Print the data exactly, leaving nothing out.

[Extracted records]
----------------------------------------
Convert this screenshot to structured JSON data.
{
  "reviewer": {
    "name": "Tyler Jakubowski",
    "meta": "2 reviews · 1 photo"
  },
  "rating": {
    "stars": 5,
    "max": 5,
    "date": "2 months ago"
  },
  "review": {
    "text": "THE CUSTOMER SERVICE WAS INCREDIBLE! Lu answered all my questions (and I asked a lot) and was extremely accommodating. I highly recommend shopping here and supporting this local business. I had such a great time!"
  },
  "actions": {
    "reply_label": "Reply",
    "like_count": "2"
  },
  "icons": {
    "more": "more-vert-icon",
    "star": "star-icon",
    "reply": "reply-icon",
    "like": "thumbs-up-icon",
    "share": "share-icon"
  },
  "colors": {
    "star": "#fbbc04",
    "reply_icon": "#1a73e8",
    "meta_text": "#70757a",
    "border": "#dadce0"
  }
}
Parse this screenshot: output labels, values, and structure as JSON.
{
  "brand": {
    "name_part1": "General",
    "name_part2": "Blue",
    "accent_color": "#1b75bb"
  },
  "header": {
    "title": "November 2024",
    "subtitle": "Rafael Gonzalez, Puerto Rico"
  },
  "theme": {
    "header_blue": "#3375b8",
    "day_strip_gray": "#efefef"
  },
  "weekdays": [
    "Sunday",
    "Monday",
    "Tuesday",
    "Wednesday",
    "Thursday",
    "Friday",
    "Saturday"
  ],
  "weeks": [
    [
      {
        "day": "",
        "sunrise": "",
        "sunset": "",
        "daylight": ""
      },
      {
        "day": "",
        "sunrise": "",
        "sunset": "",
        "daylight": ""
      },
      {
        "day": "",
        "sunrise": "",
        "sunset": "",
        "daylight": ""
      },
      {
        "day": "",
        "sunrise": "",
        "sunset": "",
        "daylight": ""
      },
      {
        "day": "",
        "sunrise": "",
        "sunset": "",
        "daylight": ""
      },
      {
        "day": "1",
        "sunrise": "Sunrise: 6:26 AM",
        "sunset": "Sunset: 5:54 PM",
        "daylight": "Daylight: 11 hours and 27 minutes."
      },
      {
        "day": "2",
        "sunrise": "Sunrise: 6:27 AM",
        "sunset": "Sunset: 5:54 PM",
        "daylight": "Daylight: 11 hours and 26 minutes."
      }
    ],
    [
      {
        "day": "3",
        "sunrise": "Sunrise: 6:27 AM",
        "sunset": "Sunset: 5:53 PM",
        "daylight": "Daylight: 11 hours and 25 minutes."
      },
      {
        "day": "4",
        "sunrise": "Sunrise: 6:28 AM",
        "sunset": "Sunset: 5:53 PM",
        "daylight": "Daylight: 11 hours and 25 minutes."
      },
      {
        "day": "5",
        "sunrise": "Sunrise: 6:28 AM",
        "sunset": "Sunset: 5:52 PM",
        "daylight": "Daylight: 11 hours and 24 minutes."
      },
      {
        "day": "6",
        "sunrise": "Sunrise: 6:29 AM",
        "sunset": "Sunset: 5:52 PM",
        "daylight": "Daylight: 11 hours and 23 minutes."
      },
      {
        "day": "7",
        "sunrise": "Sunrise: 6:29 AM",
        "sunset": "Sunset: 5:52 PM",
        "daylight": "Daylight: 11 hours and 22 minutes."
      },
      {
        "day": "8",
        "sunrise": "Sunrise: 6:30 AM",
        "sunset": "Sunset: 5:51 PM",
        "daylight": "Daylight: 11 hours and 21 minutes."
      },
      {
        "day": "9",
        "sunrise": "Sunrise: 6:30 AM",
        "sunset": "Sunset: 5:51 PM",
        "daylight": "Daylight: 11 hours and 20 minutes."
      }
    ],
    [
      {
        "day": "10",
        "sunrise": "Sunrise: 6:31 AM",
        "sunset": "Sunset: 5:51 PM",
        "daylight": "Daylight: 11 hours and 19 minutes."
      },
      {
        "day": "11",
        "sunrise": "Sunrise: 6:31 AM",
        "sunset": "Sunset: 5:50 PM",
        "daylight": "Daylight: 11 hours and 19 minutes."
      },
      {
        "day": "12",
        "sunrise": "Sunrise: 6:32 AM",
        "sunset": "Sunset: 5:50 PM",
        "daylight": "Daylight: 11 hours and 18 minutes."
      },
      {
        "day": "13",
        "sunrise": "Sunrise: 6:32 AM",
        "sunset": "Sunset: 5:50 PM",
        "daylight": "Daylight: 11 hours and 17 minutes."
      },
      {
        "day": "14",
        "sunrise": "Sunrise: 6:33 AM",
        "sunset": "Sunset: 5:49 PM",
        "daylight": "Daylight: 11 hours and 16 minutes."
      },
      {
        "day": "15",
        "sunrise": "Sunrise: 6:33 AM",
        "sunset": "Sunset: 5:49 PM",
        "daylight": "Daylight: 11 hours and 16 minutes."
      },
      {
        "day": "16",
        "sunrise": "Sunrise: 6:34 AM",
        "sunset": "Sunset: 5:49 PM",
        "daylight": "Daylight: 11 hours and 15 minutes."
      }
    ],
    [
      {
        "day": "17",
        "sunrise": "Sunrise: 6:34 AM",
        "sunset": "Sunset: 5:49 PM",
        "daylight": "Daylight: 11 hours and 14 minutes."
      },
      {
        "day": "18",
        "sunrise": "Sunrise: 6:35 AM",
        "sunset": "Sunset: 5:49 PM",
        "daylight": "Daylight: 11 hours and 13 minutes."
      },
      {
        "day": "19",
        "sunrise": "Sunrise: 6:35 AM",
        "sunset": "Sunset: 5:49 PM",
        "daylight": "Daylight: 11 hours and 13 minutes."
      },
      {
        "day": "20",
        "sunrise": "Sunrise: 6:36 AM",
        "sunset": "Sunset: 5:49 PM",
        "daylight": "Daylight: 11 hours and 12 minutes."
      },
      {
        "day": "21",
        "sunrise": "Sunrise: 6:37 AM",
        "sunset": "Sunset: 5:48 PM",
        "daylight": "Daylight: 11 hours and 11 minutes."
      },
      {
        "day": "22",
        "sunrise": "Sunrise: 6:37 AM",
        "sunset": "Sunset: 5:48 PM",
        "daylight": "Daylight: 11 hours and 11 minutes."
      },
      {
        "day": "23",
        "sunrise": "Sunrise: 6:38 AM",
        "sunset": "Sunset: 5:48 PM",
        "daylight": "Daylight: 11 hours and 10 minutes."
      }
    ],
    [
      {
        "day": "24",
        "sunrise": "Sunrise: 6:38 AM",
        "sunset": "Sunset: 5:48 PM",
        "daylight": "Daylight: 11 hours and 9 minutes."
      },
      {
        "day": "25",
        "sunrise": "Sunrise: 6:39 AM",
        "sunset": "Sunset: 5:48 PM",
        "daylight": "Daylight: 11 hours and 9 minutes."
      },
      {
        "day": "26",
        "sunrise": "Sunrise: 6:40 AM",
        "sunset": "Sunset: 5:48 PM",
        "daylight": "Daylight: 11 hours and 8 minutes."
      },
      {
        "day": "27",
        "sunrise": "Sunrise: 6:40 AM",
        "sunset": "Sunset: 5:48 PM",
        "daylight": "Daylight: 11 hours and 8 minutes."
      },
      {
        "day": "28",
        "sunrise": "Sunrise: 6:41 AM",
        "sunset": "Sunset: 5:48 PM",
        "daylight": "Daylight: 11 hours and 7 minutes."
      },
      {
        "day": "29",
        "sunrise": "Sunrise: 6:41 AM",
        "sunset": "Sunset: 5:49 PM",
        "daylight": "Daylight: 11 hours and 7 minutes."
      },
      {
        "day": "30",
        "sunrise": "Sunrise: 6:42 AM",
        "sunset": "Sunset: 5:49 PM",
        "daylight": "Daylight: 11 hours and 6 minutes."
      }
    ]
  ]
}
----------------------------------------
* Reply *
Convert this screenshot to structured JSON data.
{
  "reviewer": {
    "name": "Tyler Jakubowski",
    "meta": "2 reviews · 1 photo"
  },
  "rating": {
    "stars": 5,
    "max": 5,
    "date": "2 months ago"
  },
  "review": {
    "text": "THE CUSTOMER SERVICE WAS INCREDIBLE! Lu answered all my questions (and I asked a lot) and was extremely accommodating. I highly recommend shopping here and supporting this local business. I had such a great time!"
  },
  "actions": {
    "reply_label": "Reply",
    "like_count": "2"
  },
  "icons": {
    "more": "more-vert-icon",
    "star": "star-icon",
    "reply": "reply-icon",
    "like": "thumbs-up-icon",
    "share": "share-icon"
  },
  "colors": {
    "star": "#fbbc04",
    "reply_icon": "#1a73e8",
    "meta_text": "#70757a",
    "border": "#dadce0"
  }
}
Parse this screenshot: output labels, values, and structure as JSON.
{
  "brand": {
    "name_part1": "General",
    "name_part2": "Blue",
    "accent_color": "#1b75bb"
  },
  "header": {
    "title": "November 2024",
    "subtitle": "Rafael Gonzalez, Puerto Rico"
  },
  "theme": {
    "header_blue": "#3375b8",
    "day_strip_gray": "#efefef"
  },
  "weekdays": [
    "Sunday",
    "Monday",
    "Tuesday",
    "Wednesday",
    "Thursday",
    "Friday",
    "Saturday"
  ],
  "weeks": [
    [
      {
        "day": "",
        "sunrise": "",
        "sunset": "",
        "daylight": ""
      },
      {
        "day": "",
        "sunrise": "",
        "sunset": "",
        "daylight": ""
      },
      {
        "day": "",
        "sunrise": "",
        "sunset": "",
        "daylight": ""
      },
      {
        "day": "",
        "sunrise": "",
        "sunset": "",
        "daylight": ""
      },
      {
        "day": "",
        "sunrise": "",
        "sunset": "",
        "daylight": ""
      },
      {
        "day": "1",
        "sunrise": "Sunrise: 6:26 AM",
        "sunset": "Sunset: 5:54 PM",
        "daylight": "Daylight: 11 hours and 27 minutes."
      },
      {
        "day": "2",
        "sunrise": "Sunrise: 6:27 AM",
        "sunset": "Sunset: 5:54 PM",
        "daylight": "Daylight: 11 hours and 26 minutes."
      }
    ],
    [
      {
        "day": "3",
        "sunrise": "Sunrise: 6:27 AM",
        "sunset": "Sunset: 5:53 PM",
        "daylight": "Daylight: 11 hours and 25 minutes."
      },
      {
        "day": "4",
        "sunrise": "Sunrise: 6:28 AM",
        "sunset": "Sunset: 5:53 PM",
        "daylight": "Daylight: 11 hours and 25 minutes."
      },
      {
        "day": "5",
        "sunrise": "Sunrise: 6:28 AM",
        "sunset": "Sunset: 5:52 PM",
        "daylight": "Daylight: 11 hours and 24 minutes."
      },
      {
        "day": "6",
        "sunrise": "Sunrise: 6:29 AM",
        "sunset": "Sunset: 5:52 PM",
        "daylight": "Daylight: 11 hours and 23 minutes."
      },
      {
        "day": "7",
        "sunrise": "Sunrise: 6:29 AM",
        "sunset": "Sunset: 5:52 PM",
        "daylight": "Daylight: 11 hours and 22 minutes."
      },
      {
        "day": "8",
        "sunrise": "Sunrise: 6:30 AM",
        "sunset": "Sunset: 5:51 PM",
        "daylight": "Daylight: 11 hours and 21 minutes."
      },
      {
        "day": "9",
        "sunrise": "Sunrise: 6:30 AM",
        "sunset": "Sunset: 5:51 PM",
        "daylight": "Daylight: 11 hours and 20 minutes."
      }
    ],
    [
      {
        "day": "10",
        "sunrise": "Sunrise: 6:31 AM",
        "sunset": "Sunset: 5:51 PM",
        "daylight": "Daylight: 11 hours and 19 minutes."
      },
      {
        "day": "11",
        "sunrise": "Sunrise: 6:31 AM",
        "sunset": "Sunset: 5:50 PM",
        "daylight": "Daylight: 11 hours and 19 minutes."
      },
      {
        "day": "12",
        "sunrise": "Sunrise: 6:32 AM",
        "sunset": "Sunset: 5:50 PM",
        "daylight": "Daylight: 11 hours and 18 minutes."
      },
      {
        "day": "13",
        "sunrise": "Sunrise: 6:32 AM",
        "sunset": "Sunset: 5:50 PM",
        "daylight": "Daylight: 11 hours and 17 minutes."
      },
      {
        "day": "14",
        "sunrise": "Sunrise: 6:33 AM",
        "sunset": "Sunset: 5:49 PM",
        "daylight": "Daylight: 11 hours and 16 minutes."
      },
      {
        "day": "15",
        "sunrise": "Sunrise: 6:33 AM",
        "sunset": "Sunset: 5:49 PM",
        "daylight": "Daylight: 11 hours and 16 minutes."
      },
      {
        "day": "16",
        "sunrise": "Sunrise: 6:34 AM",
        "sunset": "Sunset: 5:49 PM",
        "daylight": "Daylight: 11 hours and 15 minutes."
      }
    ],
    [
      {
        "day": "17",
        "sunrise": "Sunrise: 6:34 AM",
        "sunset": "Sunset: 5:49 PM",
        "daylight": "Daylight: 11 hours and 14 minutes."
      },
      {
        "day": "18",
        "sunrise": "Sunrise: 6:35 AM",
        "sunset": "Sunset: 5:49 PM",
        "daylight": "Daylight: 11 hours and 13 minutes."
      },
      {
        "day": "19",
        "sunrise": "Sunrise: 6:35 AM",
        "sunset": "Sunset: 5:49 PM",
        "daylight": "Daylight: 11 hours and 13 minutes."
      },
      {
        "day": "20",
        "sunrise": "Sunrise: 6:36 AM",
        "sunset": "Sunset: 5:49 PM",
        "daylight": "Daylight: 11 hours and 12 minutes."
      },
      {
        "day": "21",
        "sunrise": "Sunrise: 6:37 AM",
        "sunset": "Sunset: 5:48 PM",
        "daylight": "Daylight: 11 hours and 11 minutes."
      },
      {
        "day": "22",
        "sunrise": "Sunrise: 6:37 AM",
        "sunset": "Sunset: 5:48 PM",
        "daylight": "Daylight: 11 hours and 11 minutes."
      },
      {
        "day": "23",
        "sunrise": "Sunrise: 6:38 AM",
        "sunset": "Sunset: 5:48 PM",
        "daylight": "Daylight: 11 hours and 10 minutes."
      }
    ],
    [
      {
        "day": "24",
        "sunrise": "Sunrise: 6:38 AM",
        "sunset": "Sunset: 5:48 PM",
        "daylight": "Daylight: 11 hours and 9 minutes."
      },
      {
        "day": "25",
        "sunrise": "Sunrise: 6:39 AM",
        "sunset": "Sunset: 5:48 PM",
        "daylight": "Daylight: 11 hours and 9 minutes."
      },
      {
        "day": "26",
        "sunrise": "Sunrise: 6:40 AM",
        "sunset": "Sunset: 5:48 PM",
        "daylight": "Daylight: 11 hours and 8 minutes."
      },
      {
        "day": "27",
        "sunrise": "Sunrise: 6:40 AM",
        "sunset": "Sunset: 5:48 PM",
        "daylight": "Daylight: 11 hours and 8 minutes."
      },
      {
        "day": "28",
        "sunrise": "Sunrise: 6:41 AM",
        "sunset": "Sunset: 5:48 PM",
        "daylight": "Daylight: 11 hours and 7 minutes."
      },
      {
        "day": "29",
        "sunrise": "Sunrise: 6:41 AM",
        "sunset": "Sunset: 5:49 PM",
        "daylight": "Daylight: 11 hours and 7 minutes."
      },
      {
        "day": "30",
        "sunrise": "Sunrise: 6:42 AM",
        "sunset": "Sunset: 5:49 PM",
        "daylight": "Daylight: 11 hours and 6 minutes."
      }
    ]
  ]
}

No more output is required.